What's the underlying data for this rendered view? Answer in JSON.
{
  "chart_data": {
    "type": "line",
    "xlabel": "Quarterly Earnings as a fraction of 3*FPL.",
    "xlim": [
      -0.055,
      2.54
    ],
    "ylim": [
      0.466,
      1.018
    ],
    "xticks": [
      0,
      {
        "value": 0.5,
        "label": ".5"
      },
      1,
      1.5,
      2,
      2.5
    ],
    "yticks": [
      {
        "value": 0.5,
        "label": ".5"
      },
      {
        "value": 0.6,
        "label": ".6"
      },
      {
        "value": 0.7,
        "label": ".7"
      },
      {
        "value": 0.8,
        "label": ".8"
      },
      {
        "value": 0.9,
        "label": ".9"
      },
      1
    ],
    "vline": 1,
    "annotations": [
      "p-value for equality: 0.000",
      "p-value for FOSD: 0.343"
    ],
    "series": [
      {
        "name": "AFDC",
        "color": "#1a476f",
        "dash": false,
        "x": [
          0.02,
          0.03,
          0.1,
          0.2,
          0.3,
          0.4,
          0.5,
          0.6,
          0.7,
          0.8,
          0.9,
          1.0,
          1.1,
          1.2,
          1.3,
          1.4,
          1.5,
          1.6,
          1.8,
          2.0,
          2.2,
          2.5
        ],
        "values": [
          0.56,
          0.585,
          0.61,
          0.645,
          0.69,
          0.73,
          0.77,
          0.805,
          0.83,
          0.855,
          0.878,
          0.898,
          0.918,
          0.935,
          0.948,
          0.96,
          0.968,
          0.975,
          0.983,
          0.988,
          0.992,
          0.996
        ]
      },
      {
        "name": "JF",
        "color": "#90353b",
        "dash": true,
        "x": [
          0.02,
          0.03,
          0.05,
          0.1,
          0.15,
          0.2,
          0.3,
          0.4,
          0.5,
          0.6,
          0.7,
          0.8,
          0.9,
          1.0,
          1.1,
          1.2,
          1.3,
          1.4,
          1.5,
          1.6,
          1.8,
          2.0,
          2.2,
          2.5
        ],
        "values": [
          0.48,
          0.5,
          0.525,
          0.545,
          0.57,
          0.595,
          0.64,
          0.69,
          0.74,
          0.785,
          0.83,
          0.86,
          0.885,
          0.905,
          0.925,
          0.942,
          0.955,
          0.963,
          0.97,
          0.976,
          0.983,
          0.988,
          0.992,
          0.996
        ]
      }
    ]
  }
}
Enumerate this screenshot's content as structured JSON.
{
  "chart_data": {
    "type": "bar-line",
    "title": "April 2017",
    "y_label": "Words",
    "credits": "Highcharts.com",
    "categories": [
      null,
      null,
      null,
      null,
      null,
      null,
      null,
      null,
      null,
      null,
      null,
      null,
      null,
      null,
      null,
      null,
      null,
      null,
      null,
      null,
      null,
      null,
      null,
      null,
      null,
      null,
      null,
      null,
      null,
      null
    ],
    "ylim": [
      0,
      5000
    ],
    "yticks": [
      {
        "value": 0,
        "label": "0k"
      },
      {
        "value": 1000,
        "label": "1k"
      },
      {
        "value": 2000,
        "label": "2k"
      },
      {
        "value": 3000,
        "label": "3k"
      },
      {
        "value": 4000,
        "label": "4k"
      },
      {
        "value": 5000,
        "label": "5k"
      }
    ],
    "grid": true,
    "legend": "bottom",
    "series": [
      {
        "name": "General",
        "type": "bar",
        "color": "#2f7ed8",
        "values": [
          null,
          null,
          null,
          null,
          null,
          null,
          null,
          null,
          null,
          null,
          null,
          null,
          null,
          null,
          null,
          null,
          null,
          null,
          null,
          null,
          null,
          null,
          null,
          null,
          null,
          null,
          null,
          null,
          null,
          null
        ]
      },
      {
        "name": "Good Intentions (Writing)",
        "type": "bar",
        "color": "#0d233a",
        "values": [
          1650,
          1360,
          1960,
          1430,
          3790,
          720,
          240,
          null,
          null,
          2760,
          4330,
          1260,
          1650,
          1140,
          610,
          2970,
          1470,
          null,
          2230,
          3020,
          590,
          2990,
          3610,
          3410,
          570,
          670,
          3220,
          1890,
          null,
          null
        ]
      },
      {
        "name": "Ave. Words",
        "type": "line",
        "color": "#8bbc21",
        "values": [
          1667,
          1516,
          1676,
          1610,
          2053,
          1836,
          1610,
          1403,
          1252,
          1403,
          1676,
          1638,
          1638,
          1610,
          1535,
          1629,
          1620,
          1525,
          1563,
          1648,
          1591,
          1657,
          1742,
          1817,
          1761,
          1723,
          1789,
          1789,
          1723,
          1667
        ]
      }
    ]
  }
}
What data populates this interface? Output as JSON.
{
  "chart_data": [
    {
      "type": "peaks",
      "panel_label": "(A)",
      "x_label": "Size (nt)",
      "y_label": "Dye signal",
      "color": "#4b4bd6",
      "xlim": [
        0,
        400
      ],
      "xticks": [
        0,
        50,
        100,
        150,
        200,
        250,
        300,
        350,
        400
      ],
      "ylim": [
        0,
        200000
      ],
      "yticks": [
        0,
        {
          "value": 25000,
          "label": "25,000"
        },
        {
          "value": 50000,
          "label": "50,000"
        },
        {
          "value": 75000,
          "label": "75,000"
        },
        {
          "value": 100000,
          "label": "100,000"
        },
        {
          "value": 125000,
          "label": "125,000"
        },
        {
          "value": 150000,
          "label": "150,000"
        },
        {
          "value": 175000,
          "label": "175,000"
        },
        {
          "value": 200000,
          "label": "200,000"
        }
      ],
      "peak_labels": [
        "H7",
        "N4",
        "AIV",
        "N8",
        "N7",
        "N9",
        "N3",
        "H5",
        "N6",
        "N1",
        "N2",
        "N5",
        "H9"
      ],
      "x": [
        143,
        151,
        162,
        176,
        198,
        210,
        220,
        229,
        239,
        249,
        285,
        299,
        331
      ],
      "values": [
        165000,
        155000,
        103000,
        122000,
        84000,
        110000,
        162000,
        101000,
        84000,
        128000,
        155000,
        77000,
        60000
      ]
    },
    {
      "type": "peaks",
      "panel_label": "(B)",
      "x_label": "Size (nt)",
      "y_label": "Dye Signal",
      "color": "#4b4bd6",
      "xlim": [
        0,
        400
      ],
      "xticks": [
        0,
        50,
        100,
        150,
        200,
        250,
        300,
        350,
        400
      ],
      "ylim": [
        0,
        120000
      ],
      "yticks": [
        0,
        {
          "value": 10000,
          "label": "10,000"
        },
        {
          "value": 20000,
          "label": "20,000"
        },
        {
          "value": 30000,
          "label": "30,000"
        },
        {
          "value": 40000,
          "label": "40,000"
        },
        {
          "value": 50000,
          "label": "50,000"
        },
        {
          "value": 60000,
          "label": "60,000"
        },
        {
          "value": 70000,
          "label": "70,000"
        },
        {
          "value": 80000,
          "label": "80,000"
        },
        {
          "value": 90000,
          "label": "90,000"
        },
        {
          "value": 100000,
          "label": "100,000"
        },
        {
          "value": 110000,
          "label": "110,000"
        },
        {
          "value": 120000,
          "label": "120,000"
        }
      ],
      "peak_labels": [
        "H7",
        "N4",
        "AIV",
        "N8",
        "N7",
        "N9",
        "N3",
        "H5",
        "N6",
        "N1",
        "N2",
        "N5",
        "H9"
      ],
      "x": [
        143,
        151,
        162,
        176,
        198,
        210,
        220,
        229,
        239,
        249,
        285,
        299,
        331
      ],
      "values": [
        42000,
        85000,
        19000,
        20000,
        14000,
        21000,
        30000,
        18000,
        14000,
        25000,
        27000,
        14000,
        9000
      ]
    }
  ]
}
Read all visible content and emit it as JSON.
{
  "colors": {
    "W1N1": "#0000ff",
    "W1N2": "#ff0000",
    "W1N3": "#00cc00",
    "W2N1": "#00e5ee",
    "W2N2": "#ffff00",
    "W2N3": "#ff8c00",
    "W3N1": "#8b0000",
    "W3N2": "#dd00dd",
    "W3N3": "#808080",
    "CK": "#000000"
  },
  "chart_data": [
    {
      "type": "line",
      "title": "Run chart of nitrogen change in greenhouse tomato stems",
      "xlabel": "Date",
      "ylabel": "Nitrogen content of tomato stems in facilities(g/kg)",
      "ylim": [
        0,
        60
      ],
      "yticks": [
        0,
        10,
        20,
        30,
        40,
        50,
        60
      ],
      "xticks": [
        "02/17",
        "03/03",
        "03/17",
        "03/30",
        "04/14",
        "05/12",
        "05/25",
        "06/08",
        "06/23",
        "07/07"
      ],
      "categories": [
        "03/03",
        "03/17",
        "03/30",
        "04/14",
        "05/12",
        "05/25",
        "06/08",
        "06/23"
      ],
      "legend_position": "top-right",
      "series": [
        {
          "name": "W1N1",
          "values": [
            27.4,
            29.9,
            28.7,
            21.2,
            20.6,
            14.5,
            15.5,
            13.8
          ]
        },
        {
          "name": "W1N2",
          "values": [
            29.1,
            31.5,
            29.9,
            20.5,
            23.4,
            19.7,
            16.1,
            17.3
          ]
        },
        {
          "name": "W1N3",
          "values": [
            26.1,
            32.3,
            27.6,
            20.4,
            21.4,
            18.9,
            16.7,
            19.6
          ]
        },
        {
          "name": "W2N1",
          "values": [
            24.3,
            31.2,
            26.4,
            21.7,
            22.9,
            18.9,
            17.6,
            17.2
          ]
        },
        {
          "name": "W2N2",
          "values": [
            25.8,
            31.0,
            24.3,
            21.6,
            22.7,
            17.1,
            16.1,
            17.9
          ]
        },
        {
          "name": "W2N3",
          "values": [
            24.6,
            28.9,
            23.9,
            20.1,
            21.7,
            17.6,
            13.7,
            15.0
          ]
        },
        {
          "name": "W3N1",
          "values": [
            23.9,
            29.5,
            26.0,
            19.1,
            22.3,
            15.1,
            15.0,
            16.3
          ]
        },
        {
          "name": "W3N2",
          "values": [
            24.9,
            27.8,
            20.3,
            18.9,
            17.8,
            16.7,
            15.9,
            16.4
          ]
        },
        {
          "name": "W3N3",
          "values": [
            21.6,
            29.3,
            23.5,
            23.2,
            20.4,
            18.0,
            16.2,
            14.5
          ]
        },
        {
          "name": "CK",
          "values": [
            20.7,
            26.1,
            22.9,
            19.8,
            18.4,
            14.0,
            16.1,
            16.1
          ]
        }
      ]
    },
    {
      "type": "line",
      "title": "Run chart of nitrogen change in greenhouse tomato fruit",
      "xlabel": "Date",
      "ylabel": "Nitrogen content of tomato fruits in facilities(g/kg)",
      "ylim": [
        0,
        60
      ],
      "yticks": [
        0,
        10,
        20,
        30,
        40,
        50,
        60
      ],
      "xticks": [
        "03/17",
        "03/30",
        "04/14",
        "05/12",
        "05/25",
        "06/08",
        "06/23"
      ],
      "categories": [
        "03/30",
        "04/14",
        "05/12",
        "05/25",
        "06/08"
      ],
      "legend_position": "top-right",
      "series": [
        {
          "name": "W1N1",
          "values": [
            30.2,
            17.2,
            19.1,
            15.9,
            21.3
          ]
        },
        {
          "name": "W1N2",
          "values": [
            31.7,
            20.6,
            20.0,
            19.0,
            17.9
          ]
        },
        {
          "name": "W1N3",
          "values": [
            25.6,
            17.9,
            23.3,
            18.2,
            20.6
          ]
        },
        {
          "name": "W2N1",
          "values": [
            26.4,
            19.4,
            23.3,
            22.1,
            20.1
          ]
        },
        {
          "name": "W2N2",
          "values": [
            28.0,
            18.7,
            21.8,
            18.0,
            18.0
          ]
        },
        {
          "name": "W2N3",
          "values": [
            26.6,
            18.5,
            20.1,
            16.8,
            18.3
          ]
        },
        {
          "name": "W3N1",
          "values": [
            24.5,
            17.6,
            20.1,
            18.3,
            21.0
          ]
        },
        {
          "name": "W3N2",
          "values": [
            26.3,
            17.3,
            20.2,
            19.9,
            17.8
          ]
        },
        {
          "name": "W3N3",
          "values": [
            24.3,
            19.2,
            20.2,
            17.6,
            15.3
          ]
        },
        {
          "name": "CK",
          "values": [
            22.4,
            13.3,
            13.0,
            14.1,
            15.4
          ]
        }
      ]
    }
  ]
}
※ ※ ※
### Exercise
Extract from the material all lines containing the string "change".

### Solution for this task
      "title": "Run chart of nitrogen change in greenhouse tomato stems",
      "title": "Run chart of nitrogen change in greenhouse tomato fruit",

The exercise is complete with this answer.